_Source excerpt_
(begin)
More than 40 years later, Boy George is once again championing an idea a lot of people find hard to swallow.

Timed to the singer’s 65th birthday, a new, AI-assisted version of “Karma Chameleon” is returning to the pop market as the flagship release for Artist Included, a new artist-first music and technology company that wants to use AI to put artists back in control of their own catalogs. Founded by entrepreneur Paul “PK” Kemsley and entertainment attorney and film producer Jeremy Rosen, with Planet Hollywood founder Robert Earl as Chairman of the Board, the company is built around a seemingly simple angle: artificial intelligence is not replacing artists, but working with them — and, ideally, earning them more money.

“Since AI arrived, the whole creative community has been up in arms and fearful, particularly in the movie world,” Earl shares in a sit-down with George amid a busy New York promotional schedule alongside his business collaborators. “Everyone’s been waiting to see how it was going to impact the music side…unauthorized AI is not going to do well. I think it’s a seminal moment; it just might take a little time for people to realize.”

Months ahead of the June 15 release of the “Karma Chameleon (Artist Included)” single, George came to the studio to sing the hit single again, sitting with the original in a way that required him to go back to the early ‘80s. Artist Included’s main technology partner, Syntiant, uses what’s described as “artist-approved tools” to support George’s vocal performance, developing its intelligence from previous demos and vocal recordings that the song’s original producer, Steve Levine, had kept over the years and consented to share for training. Syntiant’s tech nudges the new takes back toward the tone and feeling of the 1983 master while keeping every note authentically Boy George. “It’s him singing,” Earl adds, “but they managed to take all the tones and all of those emotions and got it back to where he was.”

For Boy George, the process was unexpectedly emotional.

 “As I’ve got older, I have definitely become much more conscious of what I’ve created,” the singer-songwriter-DJ shares. “ For years, I’ve struggled with the nostalgia aspect of my career and keeping control over what I’m doing now. I feel I’ve reached a point in my life where I don’t have an issue with it anymore — this is me, this is what I created, it belongs to me. I don’t live in the past, but it’s kind of exciting to have some say over the destiny of this very iconic piece of my history. It has been like a child I lost control of. I had no influence over what it was doing and where it appeared.”
(end)
_Challenges_
(A) Answer these three questions from the Boy George article above, each on its own line:
(i) Who serves as Chairman of the Board of Artist Included?
(ii) On what date is the "Karma Chameleon (Artist Included)" single released?
(iii) Who kept the demos and vocal recordings that Syntiant used for training?
(B) Translate this sentence from the Boy George article above into Spanish: "For Boy George, the process was unexpectedly emotional."
(C) Pick up the article on Boy George's AI-assisted "Karma Chameleon" right after its final sentence and write what comes next.

_Data segment_
(begin)
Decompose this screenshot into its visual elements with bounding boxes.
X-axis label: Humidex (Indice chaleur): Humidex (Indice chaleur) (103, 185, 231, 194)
(end)
_Expected outputs_
(A)
(i) Robert Earl, the founder of Planet Hollywood
(ii) June 15
(iii) Steve Levine, the song's original producer

(B) Para Boy George, el proceso fue inesperadamente emotivo.

(C)
Now, he tells audiences on stage: “I lost this kid for a few years, but he’s back.”

Released in partnership with BMG Rights Management, the new “Karma Chameleon” takes music released when Boy George was ambitious young punk singer (“ the idea of career was boring to me as a teenager,” he says) and gives a chance at better business dealings when it comes to publishing after his original record contract has long since lapsed (“ the sort of deals that you do at the beginning of your career are not based on foresight, you’re only grateful to get a record deal, grateful that anyone wants to put you on TV”).

That sense of reclamation is central to the company’s business model, with the “Karma Chameleon” release, as well as Boy George’s creative comfort with it, serving as the first test.

“It needs a champion,” Earl adds. “It needs verification. There are so many different boxes and we’ve started to tick them,  but for the talent, for their management, for everyone involved to protect them, this will be the first test. Seeing how George is so comfortable with it, we’ve got lots of people that are targets that we’ve started discussions with their management, the lawyers, business managers, the talent themselves, the publishers.”

For artists whose recording deals have expired, Artist Included offers a way to create new, artist-owned masters and chase the long-term value that has long drifted away from the people who made the music.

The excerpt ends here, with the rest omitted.